_TASK DIRECTIONS_:
Every record should be written out exactly, please.

● ● ● ●

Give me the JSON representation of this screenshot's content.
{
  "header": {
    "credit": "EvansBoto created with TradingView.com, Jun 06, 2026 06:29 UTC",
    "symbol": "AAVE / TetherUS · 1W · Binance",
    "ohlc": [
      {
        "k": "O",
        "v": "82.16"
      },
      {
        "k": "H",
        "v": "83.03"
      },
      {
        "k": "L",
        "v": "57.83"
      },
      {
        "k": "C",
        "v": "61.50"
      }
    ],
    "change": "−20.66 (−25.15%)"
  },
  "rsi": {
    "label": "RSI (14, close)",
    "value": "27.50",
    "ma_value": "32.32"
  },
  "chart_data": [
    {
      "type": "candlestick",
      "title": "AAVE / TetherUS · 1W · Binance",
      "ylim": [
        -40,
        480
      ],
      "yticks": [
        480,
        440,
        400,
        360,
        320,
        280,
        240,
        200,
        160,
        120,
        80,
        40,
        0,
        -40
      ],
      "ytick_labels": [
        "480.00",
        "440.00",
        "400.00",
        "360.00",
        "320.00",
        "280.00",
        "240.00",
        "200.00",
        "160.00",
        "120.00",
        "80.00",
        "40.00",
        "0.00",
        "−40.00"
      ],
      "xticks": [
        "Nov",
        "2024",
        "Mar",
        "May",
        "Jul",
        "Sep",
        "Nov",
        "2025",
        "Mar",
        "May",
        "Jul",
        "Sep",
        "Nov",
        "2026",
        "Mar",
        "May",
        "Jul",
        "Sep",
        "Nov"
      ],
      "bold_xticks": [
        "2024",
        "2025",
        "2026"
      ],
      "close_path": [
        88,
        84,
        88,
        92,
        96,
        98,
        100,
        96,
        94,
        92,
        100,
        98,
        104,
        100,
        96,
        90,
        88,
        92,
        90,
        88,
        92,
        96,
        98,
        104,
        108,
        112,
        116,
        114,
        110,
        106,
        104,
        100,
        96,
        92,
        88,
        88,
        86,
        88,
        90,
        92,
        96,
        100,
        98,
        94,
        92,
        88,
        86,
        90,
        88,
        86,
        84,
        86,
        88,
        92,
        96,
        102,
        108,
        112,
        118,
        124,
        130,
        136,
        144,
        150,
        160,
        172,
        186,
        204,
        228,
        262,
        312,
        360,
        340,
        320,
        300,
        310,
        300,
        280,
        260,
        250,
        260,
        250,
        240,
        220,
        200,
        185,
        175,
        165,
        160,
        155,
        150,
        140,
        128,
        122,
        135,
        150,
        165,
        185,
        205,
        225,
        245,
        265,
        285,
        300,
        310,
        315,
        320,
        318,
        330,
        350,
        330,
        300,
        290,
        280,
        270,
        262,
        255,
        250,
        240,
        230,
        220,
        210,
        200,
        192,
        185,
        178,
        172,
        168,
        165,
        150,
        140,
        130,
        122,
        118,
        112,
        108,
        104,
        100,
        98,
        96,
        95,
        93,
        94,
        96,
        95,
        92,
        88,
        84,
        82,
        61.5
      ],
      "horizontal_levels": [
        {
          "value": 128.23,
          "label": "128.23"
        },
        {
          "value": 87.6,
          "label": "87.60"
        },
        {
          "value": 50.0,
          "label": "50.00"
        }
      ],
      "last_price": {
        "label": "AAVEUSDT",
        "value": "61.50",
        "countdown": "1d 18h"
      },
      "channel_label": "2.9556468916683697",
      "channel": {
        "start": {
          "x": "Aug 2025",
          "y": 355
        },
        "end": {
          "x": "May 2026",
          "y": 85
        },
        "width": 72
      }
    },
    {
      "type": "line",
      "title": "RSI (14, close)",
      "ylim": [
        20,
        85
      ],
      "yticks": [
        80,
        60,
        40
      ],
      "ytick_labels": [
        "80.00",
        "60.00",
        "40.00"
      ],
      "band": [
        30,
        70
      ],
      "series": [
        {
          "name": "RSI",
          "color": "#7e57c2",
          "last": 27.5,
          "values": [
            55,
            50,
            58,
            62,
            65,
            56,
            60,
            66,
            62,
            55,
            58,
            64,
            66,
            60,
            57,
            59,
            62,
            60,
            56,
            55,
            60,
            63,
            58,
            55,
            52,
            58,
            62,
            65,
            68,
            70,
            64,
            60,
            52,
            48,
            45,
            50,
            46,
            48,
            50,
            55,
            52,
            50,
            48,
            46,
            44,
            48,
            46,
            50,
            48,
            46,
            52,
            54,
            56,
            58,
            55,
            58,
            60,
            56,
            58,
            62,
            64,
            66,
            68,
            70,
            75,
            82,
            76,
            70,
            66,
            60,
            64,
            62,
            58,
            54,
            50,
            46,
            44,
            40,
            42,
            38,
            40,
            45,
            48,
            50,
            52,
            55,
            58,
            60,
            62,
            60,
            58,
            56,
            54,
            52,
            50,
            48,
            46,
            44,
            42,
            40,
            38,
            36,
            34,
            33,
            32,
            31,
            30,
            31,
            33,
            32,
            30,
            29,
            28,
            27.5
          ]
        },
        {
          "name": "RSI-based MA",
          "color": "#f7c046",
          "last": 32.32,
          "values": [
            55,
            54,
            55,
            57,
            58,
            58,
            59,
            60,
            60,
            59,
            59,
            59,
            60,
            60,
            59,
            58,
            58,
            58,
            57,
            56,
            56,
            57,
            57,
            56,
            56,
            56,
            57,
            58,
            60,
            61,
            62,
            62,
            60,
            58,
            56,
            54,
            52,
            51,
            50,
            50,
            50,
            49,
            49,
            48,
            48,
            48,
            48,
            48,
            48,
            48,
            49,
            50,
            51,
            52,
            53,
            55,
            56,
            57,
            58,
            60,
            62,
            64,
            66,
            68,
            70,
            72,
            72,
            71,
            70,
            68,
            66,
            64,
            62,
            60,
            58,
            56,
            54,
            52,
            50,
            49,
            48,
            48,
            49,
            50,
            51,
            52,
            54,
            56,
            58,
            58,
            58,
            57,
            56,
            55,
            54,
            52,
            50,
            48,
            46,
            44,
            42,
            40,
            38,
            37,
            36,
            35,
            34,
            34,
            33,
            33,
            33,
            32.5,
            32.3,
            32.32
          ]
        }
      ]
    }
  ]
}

● ● ● ●

_TASK OUTPUT_:
Give me the JSON representation of this screenshot's content.
{
  "header": {
    "credit": "EvansBoto created with TradingView.com, Jun 06, 2026 06:29 UTC",
    "symbol": "AAVE / TetherUS · 1W · Binance",
    "ohlc": [
      {
        "k": "O",
        "v": "82.16"
      },
      {
        "k": "H",
        "v": "83.03"
      },
      {
        "k": "L",
        "v": "57.83"
      },
      {
        "k": "C",
        "v": "61.50"
      }
    ],
    "change": "−20.66 (−25.15%)"
  },
  "rsi": {
    "label": "RSI (14, close)",
    "value": "27.50",
    "ma_value": "32.32"
  },
  "chart_data": [
    {
      "type": "candlestick",
      "title": "AAVE / TetherUS · 1W · Binance",
      "ylim": [
        -40,
        480
      ],
      "yticks": [
        480,
        440,
        400,
        360,
        320,
        280,
        240,
        200,
        160,
        120,
        80,
        40,
        0,
        -40
      ],
      "ytick_labels": [
        "480.00",
        "440.00",
        "400.00",
        "360.00",
        "320.00",
        "280.00",
        "240.00",
        "200.00",
        "160.00",
        "120.00",
        "80.00",
        "40.00",
        "0.00",
        "−40.00"
      ],
      "xticks": [
        "Nov",
        "2024",
        "Mar",
        "May",
        "Jul",
        "Sep",
        "Nov",
        "2025",
        "Mar",
        "May",
        "Jul",
        "Sep",
        "Nov",
        "2026",
        "Mar",
        "May",
        "Jul",
        "Sep",
        "Nov"
      ],
      "bold_xticks": [
        "2024",
        "2025",
        "2026"
      ],
      "close_path": [
        88,
        84,
        88,
        92,
        96,
        98,
        100,
        96,
        94,
        92,
        100,
        98,
        104,
        100,
        96,
        90,
        88,
        92,
        90,
        88,
        92,
        96,
        98,
        104,
        108,
        112,
        116,
        114,
        110,
        106,
        104,
        100,
        96,
        92,
        88,
        88,
        86,
        88,
        90,
        92,
        96,
        100,
        98,
        94,
        92,
        88,
        86,
        90,
        88,
        86,
        84,
        86,
        88,
        92,
        96,
        102,
        108,
        112,
        118,
        124,
        130,
        136,
        144,
        150,
        160,
        172,
        186,
        204,
        228,
        262,
        312,
        360,
        340,
        320,
        300,
        310,
        300,
        280,
        260,
        250,
        260,
        250,
        240,
        220,
        200,
        185,
        175,
        165,
        160,
        155,
        150,
        140,
        128,
        122,
        135,
        150,
        165,
        185,
        205,
        225,
        245,
        265,
        285,
        300,
        310,
        315,
        320,
        318,
        330,
        350,
        330,
        300,
        290,
        280,
        270,
        262,
        255,
        250,
        240,
        230,
        220,
        210,
        200,
        192,
        185,
        178,
        172,
        168,
        165,
        150,
        140,
        130,
        122,
        118,
        112,
        108,
        104,
        100,
        98,
        96,
        95,
        93,
        94,
        96,
        95,
        92,
        88,
        84,
        82,
        61.5
      ],
      "horizontal_levels": [
        {
          "value": 128.23,
          "label": "128.23"
        },
        {
          "value": 87.6,
          "label": "87.60"
        },
        {
          "value": 50.0,
          "label": "50.00"
        }
      ],
      "last_price": {
        "label": "AAVEUSDT",
        "value": "61.50",
        "countdown": "1d 18h"
      },
      "channel_label": "2.9556468916683697",
      "channel": {
        "start": {
          "x": "Aug 2025",
          "y": 355
        },
        "end": {
          "x": "May 2026",
          "y": 85
        },
        "width": 72
      }
    },
    {
      "type": "line",
      "title": "RSI (14, close)",
      "ylim": [
        20,
        85
      ],
      "yticks": [
        80,
        60,
        40
      ],
      "ytick_labels": [
        "80.00",
        "60.00",
        "40.00"
      ],
      "band": [
        30,
        70
      ],
      "series": [
        {
          "name": "RSI",
          "color": "#7e57c2",
          "last": 27.5,
          "values": [
            55,
            50,
            58,
            62,
            65,
            56,
            60,
            66,
            62,
            55,
            58,
            64,
            66,
            60,
            57,
            59,
            62,
            60,
            56,
            55,
            60,
            63,
            58,
            55,
            52,
            58,
            62,
            65,
            68,
            70,
            64,
            60,
            52,
            48,
            45,
            50,
            46,
            48,
            50,
            55,
            52,
            50,
            48,
            46,
            44,
            48,
            46,
            50,
            48,
            46,
            52,
            54,
            56,
            58,
            55,
            58,
            60,
            56,
            58,
            62,
            64,
            66,
            68,
            70,
            75,
            82,
            76,
            70,
            66,
            60,
            64,
            62,
            58,
            54,
            50,
            46,
            44,
            40,
            42,
            38,
            40,
            45,
            48,
            50,
            52,
            55,
            58,
            60,
            62,
            60,
            58,
            56,
            54,
            52,
            50,
            48,
            46,
            44,
            42,
            40,
            38,
            36,
            34,
            33,
            32,
            31,
            30,
            31,
            33,
            32,
            30,
            29,
            28,
            27.5
          ]
        },
        {
          "name": "RSI-based MA",
          "color": "#f7c046",
          "last": 32.32,
          "values": [
            55,
            54,
            55,
            57,
            58,
            58,
            59,
            60,
            60,
            59,
            59,
            59,
            60,
            60,
            59,
            58,
            58,
            58,
            57,
            56,
            56,
            57,
            57,
            56,
            56,
            56,
            57,
            58,
            60,
            61,
            62,
            62,
            60,
            58,
            56,
            54,
            52,
            51,
            50,
            50,
            50,
            49,
            49,
            48,
            48,
            48,
            48,
            48,
            48,
            48,
            49,
            50,
            51,
            52,
            53,
            55,
            56,
            57,
            58,
            60,
            62,
            64,
            66,
            68,
            70,
            72,
            72,
            71,
            70,
            68,
            66,
            64,
            62,
            60,
            58,
            56,
            54,
            52,
            50,
            49,
            48,
            48,
            49,
            50,
            51,
            52,
            54,
            56,
            58,
            58,
            58,
            57,
            56,
            55,
            54,
            52,
            50,
            48,
            46,
            44,
            42,
            40,
            38,
            37,
            36,
            35,
            34,
            34,
            33,
            33,
            33,
            32.5,
            32.3,
            32.32
          ]
        }
      ]
    }
  ]
}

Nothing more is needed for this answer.